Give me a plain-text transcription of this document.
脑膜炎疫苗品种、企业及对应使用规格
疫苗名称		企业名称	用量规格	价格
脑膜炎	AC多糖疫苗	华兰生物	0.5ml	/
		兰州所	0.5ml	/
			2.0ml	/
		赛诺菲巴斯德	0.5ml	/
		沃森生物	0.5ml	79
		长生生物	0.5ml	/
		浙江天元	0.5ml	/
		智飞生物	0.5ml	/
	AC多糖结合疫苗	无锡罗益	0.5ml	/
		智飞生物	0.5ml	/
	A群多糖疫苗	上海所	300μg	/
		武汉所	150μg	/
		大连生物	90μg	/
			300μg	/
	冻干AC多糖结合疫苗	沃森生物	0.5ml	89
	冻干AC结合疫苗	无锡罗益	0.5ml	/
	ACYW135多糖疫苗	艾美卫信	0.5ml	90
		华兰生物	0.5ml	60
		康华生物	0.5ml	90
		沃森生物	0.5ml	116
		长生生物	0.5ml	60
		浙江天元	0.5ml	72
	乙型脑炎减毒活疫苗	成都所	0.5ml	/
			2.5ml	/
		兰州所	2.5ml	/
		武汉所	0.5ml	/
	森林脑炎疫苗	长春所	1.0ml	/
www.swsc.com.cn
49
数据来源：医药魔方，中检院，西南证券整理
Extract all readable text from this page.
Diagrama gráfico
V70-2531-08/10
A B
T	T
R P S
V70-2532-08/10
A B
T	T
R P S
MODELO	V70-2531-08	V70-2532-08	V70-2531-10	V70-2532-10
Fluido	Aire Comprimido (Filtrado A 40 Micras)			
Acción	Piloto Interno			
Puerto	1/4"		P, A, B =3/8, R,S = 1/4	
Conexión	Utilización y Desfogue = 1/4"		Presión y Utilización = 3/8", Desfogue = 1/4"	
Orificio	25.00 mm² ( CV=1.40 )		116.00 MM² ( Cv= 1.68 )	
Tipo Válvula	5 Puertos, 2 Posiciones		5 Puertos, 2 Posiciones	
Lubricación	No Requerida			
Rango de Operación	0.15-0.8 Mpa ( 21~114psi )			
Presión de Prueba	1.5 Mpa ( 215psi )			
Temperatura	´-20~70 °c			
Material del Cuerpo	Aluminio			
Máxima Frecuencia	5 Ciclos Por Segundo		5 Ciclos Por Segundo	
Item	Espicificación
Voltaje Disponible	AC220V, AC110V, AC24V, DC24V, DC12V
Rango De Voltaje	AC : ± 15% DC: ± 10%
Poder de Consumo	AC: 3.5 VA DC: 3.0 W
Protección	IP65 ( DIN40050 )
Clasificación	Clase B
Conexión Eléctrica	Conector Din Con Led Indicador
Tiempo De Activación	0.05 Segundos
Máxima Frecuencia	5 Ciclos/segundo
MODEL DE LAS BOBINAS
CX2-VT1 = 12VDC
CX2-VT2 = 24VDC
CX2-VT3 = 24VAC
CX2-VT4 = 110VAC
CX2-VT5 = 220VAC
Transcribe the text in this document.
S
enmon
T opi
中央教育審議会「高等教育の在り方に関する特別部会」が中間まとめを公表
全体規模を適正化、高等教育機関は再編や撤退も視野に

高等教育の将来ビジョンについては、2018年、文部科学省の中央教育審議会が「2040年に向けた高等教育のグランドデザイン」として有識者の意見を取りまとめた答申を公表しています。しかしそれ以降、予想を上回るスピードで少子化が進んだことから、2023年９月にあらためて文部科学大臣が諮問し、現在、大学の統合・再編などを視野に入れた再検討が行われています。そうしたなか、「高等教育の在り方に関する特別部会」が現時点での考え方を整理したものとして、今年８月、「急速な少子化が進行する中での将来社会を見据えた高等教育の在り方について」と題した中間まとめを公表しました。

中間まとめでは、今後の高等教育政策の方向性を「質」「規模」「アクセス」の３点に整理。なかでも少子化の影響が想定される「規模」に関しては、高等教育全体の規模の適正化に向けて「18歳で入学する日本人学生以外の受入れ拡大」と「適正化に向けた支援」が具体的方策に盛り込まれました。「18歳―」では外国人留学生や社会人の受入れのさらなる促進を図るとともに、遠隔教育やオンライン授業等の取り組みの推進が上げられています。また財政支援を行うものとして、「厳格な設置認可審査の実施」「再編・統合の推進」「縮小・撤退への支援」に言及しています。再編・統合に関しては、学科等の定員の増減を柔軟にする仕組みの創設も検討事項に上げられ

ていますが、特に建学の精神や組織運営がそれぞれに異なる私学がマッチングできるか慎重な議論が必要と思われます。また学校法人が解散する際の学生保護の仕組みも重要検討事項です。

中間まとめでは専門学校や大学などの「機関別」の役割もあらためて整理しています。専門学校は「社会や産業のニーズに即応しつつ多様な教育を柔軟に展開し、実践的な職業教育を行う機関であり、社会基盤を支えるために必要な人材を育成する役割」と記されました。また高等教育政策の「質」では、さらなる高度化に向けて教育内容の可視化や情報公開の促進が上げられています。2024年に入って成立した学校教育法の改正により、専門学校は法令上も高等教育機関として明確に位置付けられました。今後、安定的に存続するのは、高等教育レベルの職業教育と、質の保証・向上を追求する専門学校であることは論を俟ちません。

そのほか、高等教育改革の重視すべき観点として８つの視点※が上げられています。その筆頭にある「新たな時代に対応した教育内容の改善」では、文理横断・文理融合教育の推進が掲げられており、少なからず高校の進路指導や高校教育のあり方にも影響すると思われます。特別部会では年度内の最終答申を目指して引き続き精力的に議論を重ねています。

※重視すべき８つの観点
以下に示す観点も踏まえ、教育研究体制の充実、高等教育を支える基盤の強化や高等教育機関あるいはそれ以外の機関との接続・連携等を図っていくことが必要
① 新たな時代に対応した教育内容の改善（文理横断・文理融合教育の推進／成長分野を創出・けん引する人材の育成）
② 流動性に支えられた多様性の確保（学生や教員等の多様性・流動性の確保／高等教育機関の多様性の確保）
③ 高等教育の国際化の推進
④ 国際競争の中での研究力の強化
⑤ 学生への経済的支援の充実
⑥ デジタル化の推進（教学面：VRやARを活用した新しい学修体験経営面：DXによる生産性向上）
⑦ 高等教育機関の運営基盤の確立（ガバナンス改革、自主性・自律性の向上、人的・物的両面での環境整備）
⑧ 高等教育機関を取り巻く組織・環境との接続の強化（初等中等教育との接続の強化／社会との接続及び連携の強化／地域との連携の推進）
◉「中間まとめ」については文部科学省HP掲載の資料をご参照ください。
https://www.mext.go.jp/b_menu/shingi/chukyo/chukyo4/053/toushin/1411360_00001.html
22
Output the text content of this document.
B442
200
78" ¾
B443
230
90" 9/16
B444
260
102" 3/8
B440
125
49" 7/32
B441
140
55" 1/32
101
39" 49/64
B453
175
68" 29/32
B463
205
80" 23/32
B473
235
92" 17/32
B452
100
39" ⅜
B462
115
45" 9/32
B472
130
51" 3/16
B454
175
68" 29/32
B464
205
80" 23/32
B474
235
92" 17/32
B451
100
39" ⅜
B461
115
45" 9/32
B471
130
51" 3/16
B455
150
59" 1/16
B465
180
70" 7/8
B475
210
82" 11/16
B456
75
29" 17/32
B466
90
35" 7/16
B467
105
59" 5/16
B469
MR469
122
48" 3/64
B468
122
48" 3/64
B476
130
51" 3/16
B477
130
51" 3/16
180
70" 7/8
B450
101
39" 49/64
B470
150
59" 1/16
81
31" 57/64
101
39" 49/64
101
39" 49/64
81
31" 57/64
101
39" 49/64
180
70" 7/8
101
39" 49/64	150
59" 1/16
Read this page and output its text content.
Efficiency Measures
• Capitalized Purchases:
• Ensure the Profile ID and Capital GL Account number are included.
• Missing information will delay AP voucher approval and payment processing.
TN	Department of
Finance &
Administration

:::

**Work to do**
Pull out all lines of the data with the string "page".

**Response to this task**
Extract all readable text from this page.
Read this page and output its text content.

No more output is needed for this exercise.